● EXERCISE REQUIREMENTS
Using the records below, locate all lines containing "neviděl" and return them.

● TASK INPUTS
>> begin
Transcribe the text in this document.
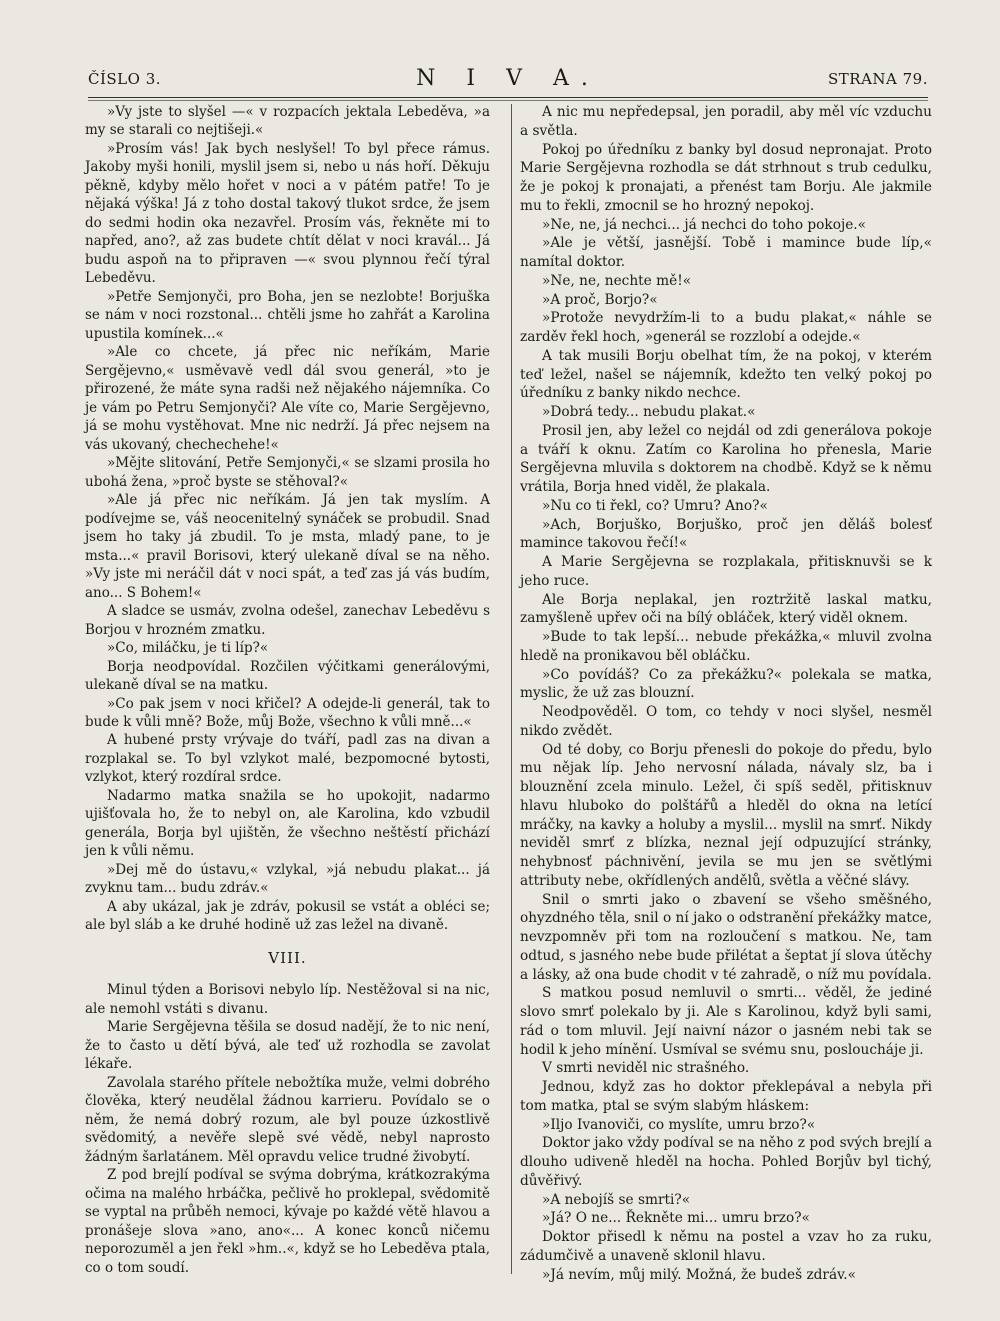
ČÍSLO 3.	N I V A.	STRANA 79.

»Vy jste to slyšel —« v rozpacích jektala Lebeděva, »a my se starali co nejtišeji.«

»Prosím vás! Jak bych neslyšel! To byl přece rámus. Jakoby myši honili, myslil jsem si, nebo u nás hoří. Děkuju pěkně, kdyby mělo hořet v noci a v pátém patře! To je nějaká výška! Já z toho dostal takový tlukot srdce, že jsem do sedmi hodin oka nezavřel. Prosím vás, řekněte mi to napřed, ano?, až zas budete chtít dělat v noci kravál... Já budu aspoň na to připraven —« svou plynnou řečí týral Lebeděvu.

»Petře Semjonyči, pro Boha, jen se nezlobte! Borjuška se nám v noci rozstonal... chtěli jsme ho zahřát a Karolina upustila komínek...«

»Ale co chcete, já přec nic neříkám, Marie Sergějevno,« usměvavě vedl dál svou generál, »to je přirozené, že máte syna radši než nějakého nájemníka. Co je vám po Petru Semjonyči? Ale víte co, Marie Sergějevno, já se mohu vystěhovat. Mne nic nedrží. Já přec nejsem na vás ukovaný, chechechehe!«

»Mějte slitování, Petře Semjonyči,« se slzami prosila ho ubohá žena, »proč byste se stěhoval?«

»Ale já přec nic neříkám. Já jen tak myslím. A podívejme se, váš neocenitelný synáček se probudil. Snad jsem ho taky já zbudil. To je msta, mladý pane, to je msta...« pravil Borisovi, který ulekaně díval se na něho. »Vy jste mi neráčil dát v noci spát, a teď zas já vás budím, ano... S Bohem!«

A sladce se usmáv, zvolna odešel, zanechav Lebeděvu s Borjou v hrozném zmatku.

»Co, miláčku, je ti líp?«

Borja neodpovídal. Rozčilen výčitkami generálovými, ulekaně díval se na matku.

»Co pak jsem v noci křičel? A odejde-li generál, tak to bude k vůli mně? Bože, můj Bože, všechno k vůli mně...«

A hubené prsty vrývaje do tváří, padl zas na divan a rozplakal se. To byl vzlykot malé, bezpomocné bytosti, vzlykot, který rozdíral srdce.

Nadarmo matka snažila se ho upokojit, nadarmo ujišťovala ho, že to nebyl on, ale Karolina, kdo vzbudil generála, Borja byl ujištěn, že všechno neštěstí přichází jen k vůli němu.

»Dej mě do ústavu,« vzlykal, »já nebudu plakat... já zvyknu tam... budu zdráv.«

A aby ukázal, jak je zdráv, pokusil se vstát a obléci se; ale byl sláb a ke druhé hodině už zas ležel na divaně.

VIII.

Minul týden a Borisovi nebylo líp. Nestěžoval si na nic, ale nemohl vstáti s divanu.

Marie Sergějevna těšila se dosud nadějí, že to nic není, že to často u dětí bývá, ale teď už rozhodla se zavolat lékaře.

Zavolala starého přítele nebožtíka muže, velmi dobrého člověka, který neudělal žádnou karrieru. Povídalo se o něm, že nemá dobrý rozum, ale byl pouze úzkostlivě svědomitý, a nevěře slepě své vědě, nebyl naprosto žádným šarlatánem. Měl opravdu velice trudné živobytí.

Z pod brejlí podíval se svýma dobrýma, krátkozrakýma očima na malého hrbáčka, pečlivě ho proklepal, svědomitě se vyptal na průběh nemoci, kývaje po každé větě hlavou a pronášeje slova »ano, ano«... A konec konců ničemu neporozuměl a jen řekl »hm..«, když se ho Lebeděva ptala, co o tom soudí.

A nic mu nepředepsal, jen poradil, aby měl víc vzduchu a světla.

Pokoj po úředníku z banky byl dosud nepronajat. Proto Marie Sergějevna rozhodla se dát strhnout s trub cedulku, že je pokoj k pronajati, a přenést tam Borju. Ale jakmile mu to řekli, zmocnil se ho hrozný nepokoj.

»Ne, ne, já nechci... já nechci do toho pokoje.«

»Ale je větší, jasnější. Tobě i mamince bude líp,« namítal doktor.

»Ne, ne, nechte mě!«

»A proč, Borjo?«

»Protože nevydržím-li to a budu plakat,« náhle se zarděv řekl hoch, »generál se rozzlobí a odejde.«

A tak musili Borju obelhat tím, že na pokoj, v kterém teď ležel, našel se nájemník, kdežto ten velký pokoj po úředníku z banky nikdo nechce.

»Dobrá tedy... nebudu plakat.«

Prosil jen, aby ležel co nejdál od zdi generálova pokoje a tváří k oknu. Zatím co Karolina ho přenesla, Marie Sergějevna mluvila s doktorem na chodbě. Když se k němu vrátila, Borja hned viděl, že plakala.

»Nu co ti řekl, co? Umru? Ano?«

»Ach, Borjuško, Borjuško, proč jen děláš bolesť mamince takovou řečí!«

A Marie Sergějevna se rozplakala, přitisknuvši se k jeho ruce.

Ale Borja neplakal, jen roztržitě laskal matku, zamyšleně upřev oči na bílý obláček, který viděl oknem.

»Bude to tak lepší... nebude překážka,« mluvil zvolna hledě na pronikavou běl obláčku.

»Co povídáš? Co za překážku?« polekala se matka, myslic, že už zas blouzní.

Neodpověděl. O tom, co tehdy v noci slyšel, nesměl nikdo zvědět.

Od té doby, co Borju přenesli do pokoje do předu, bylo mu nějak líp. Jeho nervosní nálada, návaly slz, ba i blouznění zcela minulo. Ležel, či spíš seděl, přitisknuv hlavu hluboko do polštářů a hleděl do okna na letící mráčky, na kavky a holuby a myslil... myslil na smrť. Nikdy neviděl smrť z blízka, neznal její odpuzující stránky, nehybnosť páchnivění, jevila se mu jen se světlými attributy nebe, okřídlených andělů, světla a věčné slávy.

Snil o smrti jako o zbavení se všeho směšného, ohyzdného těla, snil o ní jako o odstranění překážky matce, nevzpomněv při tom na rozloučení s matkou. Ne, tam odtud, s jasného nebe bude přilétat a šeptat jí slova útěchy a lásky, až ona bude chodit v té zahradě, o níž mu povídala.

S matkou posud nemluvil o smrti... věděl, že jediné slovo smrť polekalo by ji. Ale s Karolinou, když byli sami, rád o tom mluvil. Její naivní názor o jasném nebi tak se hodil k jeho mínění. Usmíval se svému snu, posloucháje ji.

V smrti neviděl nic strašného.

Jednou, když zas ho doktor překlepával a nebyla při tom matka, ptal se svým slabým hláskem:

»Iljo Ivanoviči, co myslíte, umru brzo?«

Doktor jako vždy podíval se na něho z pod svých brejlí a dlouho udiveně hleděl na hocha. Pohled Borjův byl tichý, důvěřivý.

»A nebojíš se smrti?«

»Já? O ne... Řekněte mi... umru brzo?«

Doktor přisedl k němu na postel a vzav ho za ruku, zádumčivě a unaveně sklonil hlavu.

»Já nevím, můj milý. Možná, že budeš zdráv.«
>> end
>> begin
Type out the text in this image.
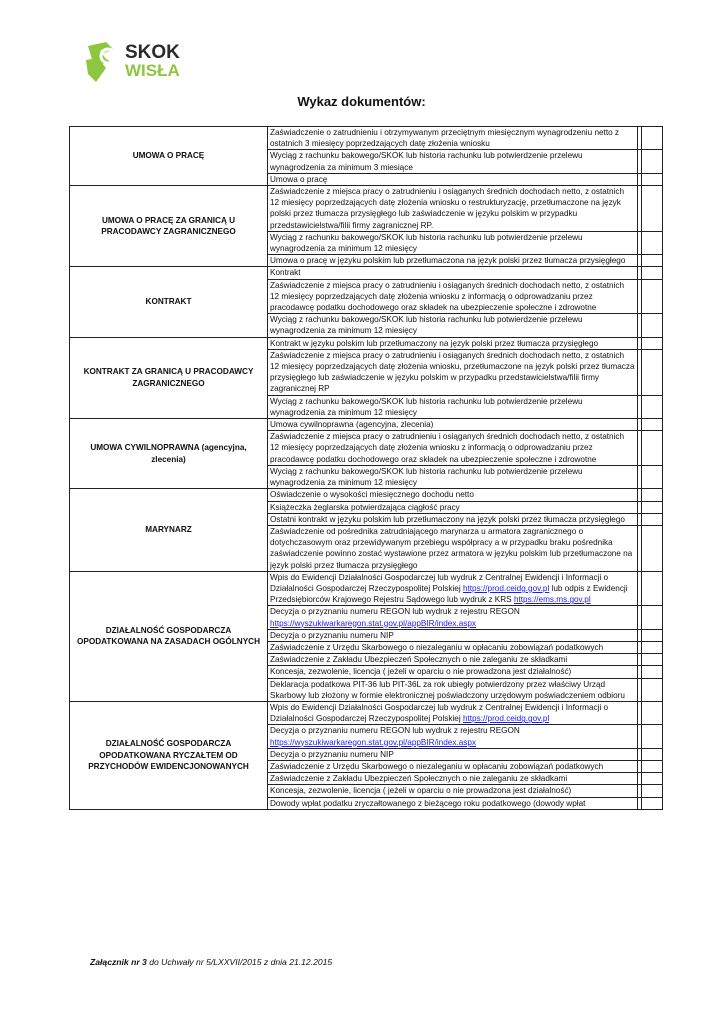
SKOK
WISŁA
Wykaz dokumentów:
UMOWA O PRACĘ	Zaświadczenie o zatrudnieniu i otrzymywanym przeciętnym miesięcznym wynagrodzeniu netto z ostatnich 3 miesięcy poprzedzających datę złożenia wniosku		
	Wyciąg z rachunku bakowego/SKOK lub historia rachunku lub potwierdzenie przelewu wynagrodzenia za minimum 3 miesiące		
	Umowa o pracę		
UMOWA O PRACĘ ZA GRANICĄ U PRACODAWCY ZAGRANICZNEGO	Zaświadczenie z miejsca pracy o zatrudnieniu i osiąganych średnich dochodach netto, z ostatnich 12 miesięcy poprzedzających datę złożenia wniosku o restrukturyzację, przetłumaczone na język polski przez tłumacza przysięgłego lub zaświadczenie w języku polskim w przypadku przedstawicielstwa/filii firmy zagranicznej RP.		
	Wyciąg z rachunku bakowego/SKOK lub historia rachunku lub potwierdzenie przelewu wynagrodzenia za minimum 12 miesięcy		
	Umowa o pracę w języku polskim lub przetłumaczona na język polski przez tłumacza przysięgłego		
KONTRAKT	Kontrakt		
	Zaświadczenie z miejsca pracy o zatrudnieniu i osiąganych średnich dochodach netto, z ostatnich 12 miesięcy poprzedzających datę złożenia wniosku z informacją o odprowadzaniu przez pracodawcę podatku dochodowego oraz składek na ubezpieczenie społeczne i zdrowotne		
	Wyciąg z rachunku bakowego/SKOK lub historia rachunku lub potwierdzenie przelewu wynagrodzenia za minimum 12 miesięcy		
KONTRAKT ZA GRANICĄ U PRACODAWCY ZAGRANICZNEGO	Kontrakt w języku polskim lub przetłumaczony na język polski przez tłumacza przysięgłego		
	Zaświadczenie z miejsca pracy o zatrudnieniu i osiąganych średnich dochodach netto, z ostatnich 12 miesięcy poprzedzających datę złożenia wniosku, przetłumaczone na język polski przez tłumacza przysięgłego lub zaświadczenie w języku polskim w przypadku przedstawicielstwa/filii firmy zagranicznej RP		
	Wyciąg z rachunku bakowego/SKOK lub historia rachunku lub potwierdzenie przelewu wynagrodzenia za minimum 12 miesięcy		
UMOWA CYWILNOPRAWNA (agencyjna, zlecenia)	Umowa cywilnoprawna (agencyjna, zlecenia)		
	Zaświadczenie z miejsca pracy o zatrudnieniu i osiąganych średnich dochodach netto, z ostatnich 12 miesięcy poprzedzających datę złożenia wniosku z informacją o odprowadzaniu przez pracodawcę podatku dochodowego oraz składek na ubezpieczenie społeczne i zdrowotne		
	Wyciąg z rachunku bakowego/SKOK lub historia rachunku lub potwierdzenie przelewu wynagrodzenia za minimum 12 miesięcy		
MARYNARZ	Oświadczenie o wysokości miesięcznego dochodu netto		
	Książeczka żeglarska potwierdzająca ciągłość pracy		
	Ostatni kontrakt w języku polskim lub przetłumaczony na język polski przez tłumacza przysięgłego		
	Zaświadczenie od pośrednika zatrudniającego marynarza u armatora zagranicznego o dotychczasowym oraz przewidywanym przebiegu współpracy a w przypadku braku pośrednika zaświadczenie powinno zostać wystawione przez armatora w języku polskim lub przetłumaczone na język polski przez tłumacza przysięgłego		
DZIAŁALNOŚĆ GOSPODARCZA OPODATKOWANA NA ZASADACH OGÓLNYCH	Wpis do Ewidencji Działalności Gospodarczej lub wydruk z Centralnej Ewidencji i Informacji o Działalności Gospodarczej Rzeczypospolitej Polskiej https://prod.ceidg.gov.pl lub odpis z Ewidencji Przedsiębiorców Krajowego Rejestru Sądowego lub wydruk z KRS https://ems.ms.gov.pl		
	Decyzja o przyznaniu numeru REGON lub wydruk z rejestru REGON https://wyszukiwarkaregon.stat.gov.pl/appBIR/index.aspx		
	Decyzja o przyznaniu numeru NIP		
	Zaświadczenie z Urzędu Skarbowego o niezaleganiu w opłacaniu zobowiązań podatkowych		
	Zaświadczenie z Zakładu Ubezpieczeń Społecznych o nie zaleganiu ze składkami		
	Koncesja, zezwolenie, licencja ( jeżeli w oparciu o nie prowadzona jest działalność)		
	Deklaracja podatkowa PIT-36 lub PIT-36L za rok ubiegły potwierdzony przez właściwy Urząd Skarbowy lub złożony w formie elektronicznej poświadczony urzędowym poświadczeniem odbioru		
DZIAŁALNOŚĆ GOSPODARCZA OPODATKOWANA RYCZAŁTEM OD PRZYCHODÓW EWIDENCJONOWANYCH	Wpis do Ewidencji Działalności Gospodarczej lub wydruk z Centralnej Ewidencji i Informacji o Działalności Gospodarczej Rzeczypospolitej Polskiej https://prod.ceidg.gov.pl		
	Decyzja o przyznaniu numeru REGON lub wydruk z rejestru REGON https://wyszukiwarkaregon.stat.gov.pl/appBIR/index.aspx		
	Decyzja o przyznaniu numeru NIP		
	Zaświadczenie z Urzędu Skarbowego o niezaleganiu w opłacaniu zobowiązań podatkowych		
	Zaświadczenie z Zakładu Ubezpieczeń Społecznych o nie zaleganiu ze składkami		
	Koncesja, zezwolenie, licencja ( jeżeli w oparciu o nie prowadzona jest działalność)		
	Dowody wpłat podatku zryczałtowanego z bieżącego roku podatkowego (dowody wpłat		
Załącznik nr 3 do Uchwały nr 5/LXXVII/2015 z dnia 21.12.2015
>> end
>> begin
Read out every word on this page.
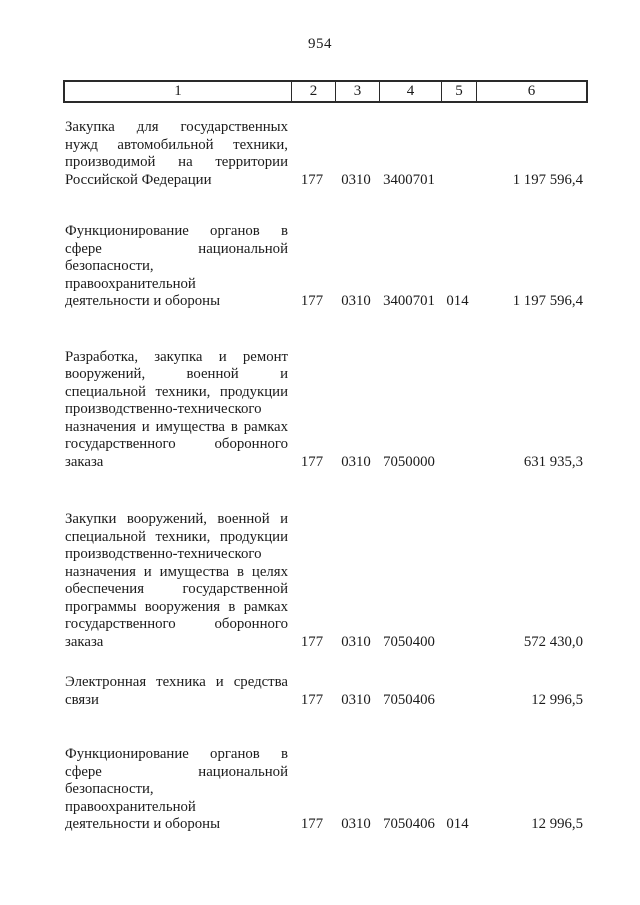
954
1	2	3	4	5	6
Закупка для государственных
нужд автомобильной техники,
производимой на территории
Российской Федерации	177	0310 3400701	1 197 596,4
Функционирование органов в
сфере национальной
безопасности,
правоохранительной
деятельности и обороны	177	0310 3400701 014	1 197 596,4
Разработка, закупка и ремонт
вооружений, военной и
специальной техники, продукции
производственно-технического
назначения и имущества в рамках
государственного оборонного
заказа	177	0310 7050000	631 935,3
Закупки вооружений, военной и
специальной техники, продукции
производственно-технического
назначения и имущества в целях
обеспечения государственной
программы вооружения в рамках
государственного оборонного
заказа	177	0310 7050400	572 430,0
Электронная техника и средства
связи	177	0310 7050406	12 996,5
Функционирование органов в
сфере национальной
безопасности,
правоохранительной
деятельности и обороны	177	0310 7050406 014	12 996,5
>> end
● RESPONSE
Od té doby, co Borju přenesli do pokoje do předu, bylo mu nějak líp. Jeho nervosní nálada, návaly slz, ba i blouznění zcela minulo. Ležel, či spíš seděl, přitisknuv hlavu hluboko do polštářů a hleděl do okna na letící mráčky, na kavky a holuby a myslil... myslil na smrť. Nikdy neviděl smrť z blízka, neznal její odpuzující stránky, nehybnosť páchnivění, jevila se mu jen se světlými attributy nebe, okřídlených andělů, světla a věčné slávy.
V smrti neviděl nic strašného.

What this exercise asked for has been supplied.